Quote every entry word for word.

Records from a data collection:
━━━━━━━━━━━━━━━━━━━━━━━━━━━━━━

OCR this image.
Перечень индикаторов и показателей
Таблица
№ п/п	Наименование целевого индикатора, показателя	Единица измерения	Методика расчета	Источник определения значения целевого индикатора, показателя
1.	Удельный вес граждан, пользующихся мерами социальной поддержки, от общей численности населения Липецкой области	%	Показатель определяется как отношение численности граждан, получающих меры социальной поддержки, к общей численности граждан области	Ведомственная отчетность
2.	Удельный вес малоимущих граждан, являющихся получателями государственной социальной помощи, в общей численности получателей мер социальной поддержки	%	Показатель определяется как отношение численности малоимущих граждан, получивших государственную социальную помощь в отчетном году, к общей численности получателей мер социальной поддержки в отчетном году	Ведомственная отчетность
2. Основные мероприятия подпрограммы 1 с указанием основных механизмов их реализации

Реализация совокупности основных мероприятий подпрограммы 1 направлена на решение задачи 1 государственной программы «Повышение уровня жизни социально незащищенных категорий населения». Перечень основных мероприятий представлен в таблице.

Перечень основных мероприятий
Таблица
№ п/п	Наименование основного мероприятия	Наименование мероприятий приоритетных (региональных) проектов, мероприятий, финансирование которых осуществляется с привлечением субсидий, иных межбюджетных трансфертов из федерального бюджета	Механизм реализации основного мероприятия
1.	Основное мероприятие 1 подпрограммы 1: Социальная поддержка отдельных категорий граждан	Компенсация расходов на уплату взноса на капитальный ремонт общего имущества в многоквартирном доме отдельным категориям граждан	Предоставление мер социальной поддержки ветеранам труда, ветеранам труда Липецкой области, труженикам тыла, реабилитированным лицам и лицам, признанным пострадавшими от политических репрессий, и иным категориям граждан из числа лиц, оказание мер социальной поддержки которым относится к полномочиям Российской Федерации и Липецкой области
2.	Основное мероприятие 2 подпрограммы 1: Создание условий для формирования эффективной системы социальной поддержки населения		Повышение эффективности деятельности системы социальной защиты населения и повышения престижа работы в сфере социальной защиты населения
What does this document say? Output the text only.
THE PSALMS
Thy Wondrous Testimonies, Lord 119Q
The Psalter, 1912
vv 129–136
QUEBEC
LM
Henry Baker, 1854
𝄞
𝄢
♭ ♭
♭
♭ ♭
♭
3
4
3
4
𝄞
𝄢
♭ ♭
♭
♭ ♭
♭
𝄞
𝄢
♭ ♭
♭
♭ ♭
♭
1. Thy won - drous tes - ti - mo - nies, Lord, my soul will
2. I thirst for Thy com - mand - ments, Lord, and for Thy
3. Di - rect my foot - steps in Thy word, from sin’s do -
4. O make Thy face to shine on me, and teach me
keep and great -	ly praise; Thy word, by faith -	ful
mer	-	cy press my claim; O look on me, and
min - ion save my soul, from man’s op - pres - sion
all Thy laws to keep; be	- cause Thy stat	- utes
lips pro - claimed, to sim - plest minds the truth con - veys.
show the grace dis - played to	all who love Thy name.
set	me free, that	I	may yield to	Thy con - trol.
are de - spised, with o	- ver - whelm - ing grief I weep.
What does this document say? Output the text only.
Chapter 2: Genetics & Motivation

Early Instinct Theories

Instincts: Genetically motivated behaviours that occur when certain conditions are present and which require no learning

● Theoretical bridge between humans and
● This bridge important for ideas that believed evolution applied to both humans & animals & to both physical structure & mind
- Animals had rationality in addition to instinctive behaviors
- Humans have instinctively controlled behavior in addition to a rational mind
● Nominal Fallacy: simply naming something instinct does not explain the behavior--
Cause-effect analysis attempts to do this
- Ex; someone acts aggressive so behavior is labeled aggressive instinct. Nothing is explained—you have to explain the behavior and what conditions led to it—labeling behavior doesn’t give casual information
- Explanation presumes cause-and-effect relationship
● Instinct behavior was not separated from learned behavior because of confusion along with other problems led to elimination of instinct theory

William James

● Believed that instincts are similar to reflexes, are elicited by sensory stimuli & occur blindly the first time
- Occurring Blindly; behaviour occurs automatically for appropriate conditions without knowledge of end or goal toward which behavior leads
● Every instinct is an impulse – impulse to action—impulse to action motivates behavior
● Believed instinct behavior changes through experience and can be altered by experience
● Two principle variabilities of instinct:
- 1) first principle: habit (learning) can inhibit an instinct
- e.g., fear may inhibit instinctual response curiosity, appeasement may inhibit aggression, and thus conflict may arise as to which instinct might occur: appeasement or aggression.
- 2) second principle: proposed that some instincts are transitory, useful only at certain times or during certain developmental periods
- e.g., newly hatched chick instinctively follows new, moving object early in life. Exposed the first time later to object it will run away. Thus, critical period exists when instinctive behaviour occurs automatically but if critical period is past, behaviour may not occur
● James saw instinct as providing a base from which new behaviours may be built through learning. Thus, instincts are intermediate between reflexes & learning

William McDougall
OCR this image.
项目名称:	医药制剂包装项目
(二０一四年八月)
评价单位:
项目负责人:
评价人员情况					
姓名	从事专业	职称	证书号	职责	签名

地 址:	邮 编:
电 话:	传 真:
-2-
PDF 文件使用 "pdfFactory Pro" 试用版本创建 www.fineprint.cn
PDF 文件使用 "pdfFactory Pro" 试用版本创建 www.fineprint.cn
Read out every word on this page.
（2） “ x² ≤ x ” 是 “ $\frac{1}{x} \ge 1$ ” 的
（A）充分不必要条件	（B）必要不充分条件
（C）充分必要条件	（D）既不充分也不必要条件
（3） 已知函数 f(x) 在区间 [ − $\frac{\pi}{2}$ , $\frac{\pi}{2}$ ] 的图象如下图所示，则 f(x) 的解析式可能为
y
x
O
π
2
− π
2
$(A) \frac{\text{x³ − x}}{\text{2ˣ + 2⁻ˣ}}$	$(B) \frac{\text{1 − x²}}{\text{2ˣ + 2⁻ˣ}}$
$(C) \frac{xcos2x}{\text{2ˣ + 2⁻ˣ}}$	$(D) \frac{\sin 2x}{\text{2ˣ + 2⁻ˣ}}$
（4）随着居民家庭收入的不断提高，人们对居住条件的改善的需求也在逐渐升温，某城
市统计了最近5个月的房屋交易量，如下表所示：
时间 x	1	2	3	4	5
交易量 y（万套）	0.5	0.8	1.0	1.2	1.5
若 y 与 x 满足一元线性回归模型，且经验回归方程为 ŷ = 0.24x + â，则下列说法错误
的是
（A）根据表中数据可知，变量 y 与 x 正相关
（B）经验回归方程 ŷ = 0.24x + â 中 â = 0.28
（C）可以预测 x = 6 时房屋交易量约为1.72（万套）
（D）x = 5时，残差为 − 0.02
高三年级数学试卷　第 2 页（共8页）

━━━━━━━━━━━━━━━━━━━━━━━━━━━━━━

▸ **Written answer**:
OCR this image.
Перечень индикаторов и показателей
Таблица
№ п/п	Наименование целевого индикатора, показателя	Единица измерения	Методика расчета	Источник определения значения целевого индикатора, показателя
1.	Удельный вес граждан, пользующихся мерами социальной поддержки, от общей численности населения Липецкой области	%	Показатель определяется как отношение численности граждан, получающих меры социальной поддержки, к общей численности граждан области	Ведомственная отчетность
2.	Удельный вес малоимущих граждан, являющихся получателями государственной социальной помощи, в общей численности получателей мер социальной поддержки	%	Показатель определяется как отношение численности малоимущих граждан, получивших государственную социальную помощь в отчетном году, к общей численности получателей мер социальной поддержки в отчетном году	Ведомственная отчетность
2. Основные мероприятия подпрограммы 1 с указанием основных механизмов их реализации

Реализация совокупности основных мероприятий подпрограммы 1 направлена на решение задачи 1 государственной программы «Повышение уровня жизни социально незащищенных категорий населения». Перечень основных мероприятий представлен в таблице.

Перечень основных мероприятий
Таблица
№ п/п	Наименование основного мероприятия	Наименование мероприятий приоритетных (региональных) проектов, мероприятий, финансирование которых осуществляется с привлечением субсидий, иных межбюджетных трансфертов из федерального бюджета	Механизм реализации основного мероприятия
1.	Основное мероприятие 1 подпрограммы 1: Социальная поддержка отдельных категорий граждан	Компенсация расходов на уплату взноса на капитальный ремонт общего имущества в многоквартирном доме отдельным категориям граждан	Предоставление мер социальной поддержки ветеранам труда, ветеранам труда Липецкой области, труженикам тыла, реабилитированным лицам и лицам, признанным пострадавшими от политических репрессий, и иным категориям граждан из числа лиц, оказание мер социальной поддержки которым относится к полномочиям Российской Федерации и Липецкой области
2.	Основное мероприятие 2 подпрограммы 1: Создание условий для формирования эффективной системы социальной поддержки населения		Повышение эффективности деятельности системы социальной защиты населения и повышения престижа работы в сфере социальной защиты населения
What does this document say? Output the text only.
THE PSALMS
Thy Wondrous Testimonies, Lord 119Q
The Psalter, 1912
vv 129–136
QUEBEC
LM
Henry Baker, 1854
𝄞
𝄢
♭ ♭
♭
♭ ♭
♭
3
4
3
4
𝄞
𝄢
♭ ♭
♭
♭ ♭
♭
𝄞
𝄢
♭ ♭
♭
♭ ♭
♭
1. Thy won - drous tes - ti - mo - nies, Lord, my soul will
2. I thirst for Thy com - mand - ments, Lord, and for Thy
3. Di - rect my foot - steps in Thy word, from sin’s do -
4. O make Thy face to shine on me, and teach me
keep and great -	ly praise; Thy word, by faith -	ful
mer	-	cy press my claim; O look on me, and
min - ion save my soul, from man’s op - pres - sion
all Thy laws to keep; be	- cause Thy stat	- utes
lips pro - claimed, to sim - plest minds the truth con - veys.
show the grace dis - played to	all who love Thy name.
set	me free, that	I	may yield to	Thy con - trol.
are de - spised, with o	- ver - whelm - ing grief I weep.
What does this document say? Output the text only.
Chapter 2: Genetics & Motivation

Early Instinct Theories

Instincts: Genetically motivated behaviours that occur when certain conditions are present and which require no learning

● Theoretical bridge between humans and
● This bridge important for ideas that believed evolution applied to both humans & animals & to both physical structure & mind
- Animals had rationality in addition to instinctive behaviors
- Humans have instinctively controlled behavior in addition to a rational mind
● Nominal Fallacy: simply naming something instinct does not explain the behavior--
Cause-effect analysis attempts to do this
- Ex; someone acts aggressive so behavior is labeled aggressive instinct. Nothing is explained—you have to explain the behavior and what conditions led to it—labeling behavior doesn’t give casual information
- Explanation presumes cause-and-effect relationship
● Instinct behavior was not separated from learned behavior because of confusion along with other problems led to elimination of instinct theory

William James

● Believed that instincts are similar to reflexes, are elicited by sensory stimuli & occur blindly the first time
- Occurring Blindly; behaviour occurs automatically for appropriate conditions without knowledge of end or goal toward which behavior leads
● Every instinct is an impulse – impulse to action—impulse to action motivates behavior
● Believed instinct behavior changes through experience and can be altered by experience
● Two principle variabilities of instinct:
- 1) first principle: habit (learning) can inhibit an instinct
- e.g., fear may inhibit instinctual response curiosity, appeasement may inhibit aggression, and thus conflict may arise as to which instinct might occur: appeasement or aggression.
- 2) second principle: proposed that some instincts are transitory, useful only at certain times or during certain developmental periods
- e.g., newly hatched chick instinctively follows new, moving object early in life. Exposed the first time later to object it will run away. Thus, critical period exists when instinctive behaviour occurs automatically but if critical period is past, behaviour may not occur
● James saw instinct as providing a base from which new behaviours may be built through learning. Thus, instincts are intermediate between reflexes & learning

William McDougall
OCR this image.
项目名称:	医药制剂包装项目
(二０一四年八月)
评价单位:
项目负责人:
评价人员情况					
姓名	从事专业	职称	证书号	职责	签名

地 址:	邮 编:
电 话:	传 真:
-2-
PDF 文件使用 "pdfFactory Pro" 试用版本创建 www.fineprint.cn
PDF 文件使用 "pdfFactory Pro" 试用版本创建 www.fineprint.cn
Read out every word on this page.
（2） “ x² ≤ x ” 是 “ $\frac{1}{x} \ge 1$ ” 的
（A）充分不必要条件	（B）必要不充分条件
（C）充分必要条件	（D）既不充分也不必要条件
（3） 已知函数 f(x) 在区间 [ − $\frac{\pi}{2}$ , $\frac{\pi}{2}$ ] 的图象如下图所示，则 f(x) 的解析式可能为
y
x
O
π
2
− π
2
$(A) \frac{\text{x³ − x}}{\text{2ˣ + 2⁻ˣ}}$	$(B) \frac{\text{1 − x²}}{\text{2ˣ + 2⁻ˣ}}$
$(C) \frac{xcos2x}{\text{2ˣ + 2⁻ˣ}}$	$(D) \frac{\sin 2x}{\text{2ˣ + 2⁻ˣ}}$
（4）随着居民家庭收入的不断提高，人们对居住条件的改善的需求也在逐渐升温，某城
市统计了最近5个月的房屋交易量，如下表所示：
时间 x	1	2	3	4	5
交易量 y（万套）	0.5	0.8	1.0	1.2	1.5
若 y 与 x 满足一元线性回归模型，且经验回归方程为 ŷ = 0.24x + â，则下列说法错误
的是
（A）根据表中数据可知，变量 y 与 x 正相关
（B）经验回归方程 ŷ = 0.24x + â 中 â = 0.28
（C）可以预测 x = 6 时房屋交易量约为1.72（万套）
（D）x = 5时，残差为 − 0.02
高三年级数学试卷　第 2 页（共8页）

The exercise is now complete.